>> start

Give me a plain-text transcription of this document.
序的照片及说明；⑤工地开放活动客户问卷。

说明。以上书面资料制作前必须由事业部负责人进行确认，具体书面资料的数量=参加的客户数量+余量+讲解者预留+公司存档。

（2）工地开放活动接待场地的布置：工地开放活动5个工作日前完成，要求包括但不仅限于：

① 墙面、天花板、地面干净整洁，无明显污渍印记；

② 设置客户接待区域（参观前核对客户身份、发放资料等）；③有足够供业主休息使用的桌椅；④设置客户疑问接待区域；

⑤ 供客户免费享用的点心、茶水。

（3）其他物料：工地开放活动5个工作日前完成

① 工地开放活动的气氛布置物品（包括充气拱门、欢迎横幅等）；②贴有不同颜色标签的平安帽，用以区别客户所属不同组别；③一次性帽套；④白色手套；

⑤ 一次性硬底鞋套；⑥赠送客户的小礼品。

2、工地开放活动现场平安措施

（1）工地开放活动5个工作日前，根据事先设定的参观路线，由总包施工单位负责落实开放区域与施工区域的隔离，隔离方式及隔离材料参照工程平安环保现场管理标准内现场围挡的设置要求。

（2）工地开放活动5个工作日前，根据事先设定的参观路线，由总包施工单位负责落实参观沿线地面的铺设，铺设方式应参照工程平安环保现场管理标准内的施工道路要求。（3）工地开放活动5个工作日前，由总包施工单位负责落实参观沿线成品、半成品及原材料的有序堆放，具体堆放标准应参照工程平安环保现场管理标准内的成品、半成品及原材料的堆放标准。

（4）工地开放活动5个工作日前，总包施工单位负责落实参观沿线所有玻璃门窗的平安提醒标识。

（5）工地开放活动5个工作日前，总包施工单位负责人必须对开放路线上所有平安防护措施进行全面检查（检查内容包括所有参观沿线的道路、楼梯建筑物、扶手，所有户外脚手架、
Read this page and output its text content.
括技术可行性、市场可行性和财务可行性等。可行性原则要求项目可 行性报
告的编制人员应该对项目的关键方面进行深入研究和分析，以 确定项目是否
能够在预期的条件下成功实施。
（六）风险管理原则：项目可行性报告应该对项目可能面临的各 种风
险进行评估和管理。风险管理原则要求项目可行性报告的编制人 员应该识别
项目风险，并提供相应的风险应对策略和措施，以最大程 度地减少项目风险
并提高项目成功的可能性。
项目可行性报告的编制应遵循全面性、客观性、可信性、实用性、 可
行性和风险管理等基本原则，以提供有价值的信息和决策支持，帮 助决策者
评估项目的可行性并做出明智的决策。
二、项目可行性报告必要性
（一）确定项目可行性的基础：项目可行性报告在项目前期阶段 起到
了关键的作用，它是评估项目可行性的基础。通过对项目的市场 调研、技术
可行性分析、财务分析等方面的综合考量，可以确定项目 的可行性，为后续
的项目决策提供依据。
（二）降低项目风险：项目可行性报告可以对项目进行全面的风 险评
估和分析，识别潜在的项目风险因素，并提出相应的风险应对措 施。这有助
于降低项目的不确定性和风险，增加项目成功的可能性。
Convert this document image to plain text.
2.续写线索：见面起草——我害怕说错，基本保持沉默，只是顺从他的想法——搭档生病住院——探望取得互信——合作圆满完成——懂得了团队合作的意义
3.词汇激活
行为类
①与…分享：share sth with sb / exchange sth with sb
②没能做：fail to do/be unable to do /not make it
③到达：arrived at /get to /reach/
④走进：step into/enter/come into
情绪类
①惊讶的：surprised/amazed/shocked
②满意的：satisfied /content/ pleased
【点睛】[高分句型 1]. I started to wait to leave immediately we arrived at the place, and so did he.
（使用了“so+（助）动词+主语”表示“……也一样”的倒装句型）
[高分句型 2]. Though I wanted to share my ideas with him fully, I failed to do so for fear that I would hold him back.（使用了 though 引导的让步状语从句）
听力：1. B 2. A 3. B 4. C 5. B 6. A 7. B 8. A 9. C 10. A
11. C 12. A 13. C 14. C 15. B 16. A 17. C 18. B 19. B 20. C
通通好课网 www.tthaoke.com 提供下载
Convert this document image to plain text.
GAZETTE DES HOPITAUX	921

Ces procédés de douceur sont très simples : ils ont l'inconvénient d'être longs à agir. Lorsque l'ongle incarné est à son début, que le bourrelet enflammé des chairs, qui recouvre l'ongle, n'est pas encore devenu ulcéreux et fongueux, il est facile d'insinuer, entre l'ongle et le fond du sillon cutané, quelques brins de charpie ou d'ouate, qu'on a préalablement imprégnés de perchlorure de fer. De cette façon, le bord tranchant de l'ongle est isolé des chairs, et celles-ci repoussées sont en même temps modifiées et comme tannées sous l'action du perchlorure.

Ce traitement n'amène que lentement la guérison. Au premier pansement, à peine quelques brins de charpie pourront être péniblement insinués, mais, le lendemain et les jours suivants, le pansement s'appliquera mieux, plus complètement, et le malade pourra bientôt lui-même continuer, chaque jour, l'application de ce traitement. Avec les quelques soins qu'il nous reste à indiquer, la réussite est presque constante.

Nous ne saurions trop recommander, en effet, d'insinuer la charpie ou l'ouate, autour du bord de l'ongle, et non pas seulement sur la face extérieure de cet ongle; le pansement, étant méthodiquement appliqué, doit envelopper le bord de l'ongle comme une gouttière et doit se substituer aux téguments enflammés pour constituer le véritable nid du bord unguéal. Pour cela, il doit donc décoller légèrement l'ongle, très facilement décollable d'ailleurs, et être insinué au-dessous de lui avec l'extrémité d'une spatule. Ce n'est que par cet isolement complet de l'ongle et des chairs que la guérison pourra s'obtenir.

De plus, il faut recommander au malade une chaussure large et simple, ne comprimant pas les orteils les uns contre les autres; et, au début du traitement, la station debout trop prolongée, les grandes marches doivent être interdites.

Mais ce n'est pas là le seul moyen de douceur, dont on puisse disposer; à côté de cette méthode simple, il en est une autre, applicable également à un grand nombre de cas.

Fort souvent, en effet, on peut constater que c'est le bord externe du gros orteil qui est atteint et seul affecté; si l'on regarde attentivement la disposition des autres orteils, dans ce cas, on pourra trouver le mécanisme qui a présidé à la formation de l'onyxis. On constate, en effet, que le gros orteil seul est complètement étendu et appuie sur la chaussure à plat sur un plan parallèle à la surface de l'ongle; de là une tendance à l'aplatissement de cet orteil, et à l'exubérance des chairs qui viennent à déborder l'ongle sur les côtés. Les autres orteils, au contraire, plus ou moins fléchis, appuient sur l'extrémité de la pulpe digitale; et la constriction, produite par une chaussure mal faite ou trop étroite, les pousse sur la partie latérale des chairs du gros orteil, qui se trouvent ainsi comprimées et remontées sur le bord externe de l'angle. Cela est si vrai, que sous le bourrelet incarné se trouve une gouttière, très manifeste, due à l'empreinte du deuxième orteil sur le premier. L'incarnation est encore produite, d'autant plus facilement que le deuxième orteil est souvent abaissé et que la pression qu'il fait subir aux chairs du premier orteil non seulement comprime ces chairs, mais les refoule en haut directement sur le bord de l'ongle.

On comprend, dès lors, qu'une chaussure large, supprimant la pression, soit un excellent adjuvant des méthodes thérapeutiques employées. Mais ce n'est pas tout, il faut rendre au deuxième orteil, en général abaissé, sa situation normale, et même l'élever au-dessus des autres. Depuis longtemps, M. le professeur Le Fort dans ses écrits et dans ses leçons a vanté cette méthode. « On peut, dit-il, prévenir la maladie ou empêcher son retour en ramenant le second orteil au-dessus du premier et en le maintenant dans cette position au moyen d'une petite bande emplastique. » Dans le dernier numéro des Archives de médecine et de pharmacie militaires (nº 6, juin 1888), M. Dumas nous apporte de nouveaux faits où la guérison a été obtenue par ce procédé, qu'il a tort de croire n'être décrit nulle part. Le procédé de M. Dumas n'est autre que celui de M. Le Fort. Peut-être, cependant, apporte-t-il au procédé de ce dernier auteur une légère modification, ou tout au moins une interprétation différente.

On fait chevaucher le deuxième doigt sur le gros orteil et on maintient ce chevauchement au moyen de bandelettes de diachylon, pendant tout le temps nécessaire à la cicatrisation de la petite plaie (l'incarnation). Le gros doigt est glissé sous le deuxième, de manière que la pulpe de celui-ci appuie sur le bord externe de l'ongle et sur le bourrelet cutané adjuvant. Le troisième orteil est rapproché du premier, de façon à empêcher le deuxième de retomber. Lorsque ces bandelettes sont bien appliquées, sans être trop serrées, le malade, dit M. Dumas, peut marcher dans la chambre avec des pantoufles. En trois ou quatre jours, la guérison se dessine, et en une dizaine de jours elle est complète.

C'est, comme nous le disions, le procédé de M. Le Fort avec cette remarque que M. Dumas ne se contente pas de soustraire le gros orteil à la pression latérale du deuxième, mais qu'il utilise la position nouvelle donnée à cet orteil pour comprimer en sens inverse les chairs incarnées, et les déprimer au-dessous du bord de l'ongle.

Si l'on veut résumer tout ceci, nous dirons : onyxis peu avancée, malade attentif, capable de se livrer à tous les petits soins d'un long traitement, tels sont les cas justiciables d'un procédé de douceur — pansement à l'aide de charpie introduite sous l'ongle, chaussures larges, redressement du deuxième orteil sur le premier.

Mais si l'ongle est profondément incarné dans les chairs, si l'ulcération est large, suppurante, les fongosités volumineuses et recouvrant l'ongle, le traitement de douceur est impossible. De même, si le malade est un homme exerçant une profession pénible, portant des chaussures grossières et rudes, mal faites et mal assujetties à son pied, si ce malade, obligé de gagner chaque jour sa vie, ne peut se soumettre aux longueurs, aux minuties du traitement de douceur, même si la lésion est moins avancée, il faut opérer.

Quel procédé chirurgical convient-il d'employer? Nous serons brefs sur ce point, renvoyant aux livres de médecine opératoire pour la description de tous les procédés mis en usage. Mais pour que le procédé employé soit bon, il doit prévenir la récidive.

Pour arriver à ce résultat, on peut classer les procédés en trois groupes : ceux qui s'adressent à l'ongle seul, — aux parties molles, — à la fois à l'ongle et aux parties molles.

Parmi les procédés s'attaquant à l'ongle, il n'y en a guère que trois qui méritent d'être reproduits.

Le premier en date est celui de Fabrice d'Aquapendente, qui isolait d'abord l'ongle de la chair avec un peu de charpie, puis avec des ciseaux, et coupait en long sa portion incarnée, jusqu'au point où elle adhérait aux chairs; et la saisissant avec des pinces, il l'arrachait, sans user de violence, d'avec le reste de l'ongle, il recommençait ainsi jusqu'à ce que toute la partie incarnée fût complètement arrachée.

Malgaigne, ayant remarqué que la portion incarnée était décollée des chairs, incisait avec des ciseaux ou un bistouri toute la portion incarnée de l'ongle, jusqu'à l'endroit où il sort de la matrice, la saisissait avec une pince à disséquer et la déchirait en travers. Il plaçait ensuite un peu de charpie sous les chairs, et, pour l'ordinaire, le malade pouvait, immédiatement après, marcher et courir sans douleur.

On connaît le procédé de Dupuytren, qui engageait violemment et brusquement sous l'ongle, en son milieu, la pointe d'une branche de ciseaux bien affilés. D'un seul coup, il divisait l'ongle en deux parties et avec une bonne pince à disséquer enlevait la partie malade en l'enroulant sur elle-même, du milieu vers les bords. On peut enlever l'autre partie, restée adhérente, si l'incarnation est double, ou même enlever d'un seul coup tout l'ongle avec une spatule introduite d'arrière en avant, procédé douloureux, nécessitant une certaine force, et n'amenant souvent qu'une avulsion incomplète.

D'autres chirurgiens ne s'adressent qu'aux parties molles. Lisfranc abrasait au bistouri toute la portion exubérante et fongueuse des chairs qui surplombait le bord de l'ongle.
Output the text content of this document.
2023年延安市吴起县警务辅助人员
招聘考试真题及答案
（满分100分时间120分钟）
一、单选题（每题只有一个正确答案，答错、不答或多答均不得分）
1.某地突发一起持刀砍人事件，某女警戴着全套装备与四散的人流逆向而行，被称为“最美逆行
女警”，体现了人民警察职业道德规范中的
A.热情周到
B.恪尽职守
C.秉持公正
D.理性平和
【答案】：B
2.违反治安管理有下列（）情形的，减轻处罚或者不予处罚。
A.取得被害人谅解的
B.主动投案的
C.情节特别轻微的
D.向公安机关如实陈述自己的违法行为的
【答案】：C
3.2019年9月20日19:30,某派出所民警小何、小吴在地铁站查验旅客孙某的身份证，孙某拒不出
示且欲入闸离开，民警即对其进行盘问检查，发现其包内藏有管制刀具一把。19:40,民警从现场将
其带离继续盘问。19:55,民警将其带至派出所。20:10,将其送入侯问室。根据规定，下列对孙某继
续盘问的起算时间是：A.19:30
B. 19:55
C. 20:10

>> end

**Task directions:**
Whichever lines contain the string "arrived", select and copy them.

**The solution:**
③到达：arrived at /get to /reach/
【点睛】[高分句型 1]. I started to wait to leave immediately we arrived at the place, and so did he.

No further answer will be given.